— Start GIVEN RECORDS —

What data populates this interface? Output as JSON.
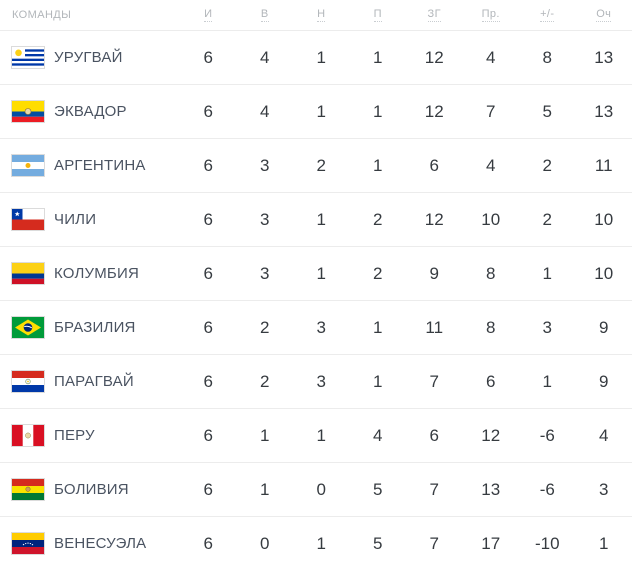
{
  "table": {
    "header": {
      "team_label": "КОМАНДЫ",
      "stat_columns": [
        "И",
        "В",
        "Н",
        "П",
        "ЗГ",
        "Пр.",
        "+/-",
        "Оч"
      ]
    },
    "rows": [
      {
        "team": "УРУГВАЙ",
        "flag": "uruguay",
        "stats": [
          "6",
          "4",
          "1",
          "1",
          "12",
          "4",
          "8",
          "13"
        ]
      },
      {
        "team": "ЭКВАДОР",
        "flag": "ecuador",
        "stats": [
          "6",
          "4",
          "1",
          "1",
          "12",
          "7",
          "5",
          "13"
        ]
      },
      {
        "team": "АРГЕНТИНА",
        "flag": "argentina",
        "stats": [
          "6",
          "3",
          "2",
          "1",
          "6",
          "4",
          "2",
          "11"
        ]
      },
      {
        "team": "ЧИЛИ",
        "flag": "chile",
        "stats": [
          "6",
          "3",
          "1",
          "2",
          "12",
          "10",
          "2",
          "10"
        ]
      },
      {
        "team": "КОЛУМБИЯ",
        "flag": "colombia",
        "stats": [
          "6",
          "3",
          "1",
          "2",
          "9",
          "8",
          "1",
          "10"
        ]
      },
      {
        "team": "БРАЗИЛИЯ",
        "flag": "brazil",
        "stats": [
          "6",
          "2",
          "3",
          "1",
          "11",
          "8",
          "3",
          "9"
        ]
      },
      {
        "team": "ПАРАГВАЙ",
        "flag": "paraguay",
        "stats": [
          "6",
          "2",
          "3",
          "1",
          "7",
          "6",
          "1",
          "9"
        ]
      },
      {
        "team": "ПЕРУ",
        "flag": "peru",
        "stats": [
          "6",
          "1",
          "1",
          "4",
          "6",
          "12",
          "-6",
          "4"
        ]
      },
      {
        "team": "БОЛИВИЯ",
        "flag": "bolivia",
        "stats": [
          "6",
          "1",
          "0",
          "5",
          "7",
          "13",
          "-6",
          "3"
        ]
      },
      {
        "team": "ВЕНЕСУЭЛА",
        "flag": "venezuela",
        "stats": [
          "6",
          "0",
          "1",
          "5",
          "7",
          "17",
          "-10",
          "1"
        ]
      }
    ]
  },
  "colors": {
    "header_text": "#b2b6ba",
    "team_text": "#4a5361",
    "stat_text": "#363b40",
    "separator": "#ececec",
    "background": "#ffffff"
  }
}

— End GIVEN RECORDS —

Copy the records word for word, leaving no picture in the copy.

- THE COMPLETED TASK -
What data populates this interface? Output as JSON.
{
  "table": {
    "header": {
      "team_label": "КОМАНДЫ",
      "stat_columns": [
        "И",
        "В",
        "Н",
        "П",
        "ЗГ",
        "Пр.",
        "+/-",
        "Оч"
      ]
    },
    "rows": [
      {
        "team": "УРУГВАЙ",
        "flag": "uruguay",
        "stats": [
          "6",
          "4",
          "1",
          "1",
          "12",
          "4",
          "8",
          "13"
        ]
      },
      {
        "team": "ЭКВАДОР",
        "flag": "ecuador",
        "stats": [
          "6",
          "4",
          "1",
          "1",
          "12",
          "7",
          "5",
          "13"
        ]
      },
      {
        "team": "АРГЕНТИНА",
        "flag": "argentina",
        "stats": [
          "6",
          "3",
          "2",
          "1",
          "6",
          "4",
          "2",
          "11"
        ]
      },
      {
        "team": "ЧИЛИ",
        "flag": "chile",
        "stats": [
          "6",
          "3",
          "1",
          "2",
          "12",
          "10",
          "2",
          "10"
        ]
      },
      {
        "team": "КОЛУМБИЯ",
        "flag": "colombia",
        "stats": [
          "6",
          "3",
          "1",
          "2",
          "9",
          "8",
          "1",
          "10"
        ]
      },
      {
        "team": "БРАЗИЛИЯ",
        "flag": "brazil",
        "stats": [
          "6",
          "2",
          "3",
          "1",
          "11",
          "8",
          "3",
          "9"
        ]
      },
      {
        "team": "ПАРАГВАЙ",
        "flag": "paraguay",
        "stats": [
          "6",
          "2",
          "3",
          "1",
          "7",
          "6",
          "1",
          "9"
        ]
      },
      {
        "team": "ПЕРУ",
        "flag": "peru",
        "stats": [
          "6",
          "1",
          "1",
          "4",
          "6",
          "12",
          "-6",
          "4"
        ]
      },
      {
        "team": "БОЛИВИЯ",
        "flag": "bolivia",
        "stats": [
          "6",
          "1",
          "0",
          "5",
          "7",
          "13",
          "-6",
          "3"
        ]
      },
      {
        "team": "ВЕНЕСУЭЛА",
        "flag": "venezuela",
        "stats": [
          "6",
          "0",
          "1",
          "5",
          "7",
          "17",
          "-10",
          "1"
        ]
      }
    ]
  },
  "colors": {
    "header_text": "#b2b6ba",
    "team_text": "#4a5361",
    "stat_text": "#363b40",
    "separator": "#ececec",
    "background": "#ffffff"
  }
}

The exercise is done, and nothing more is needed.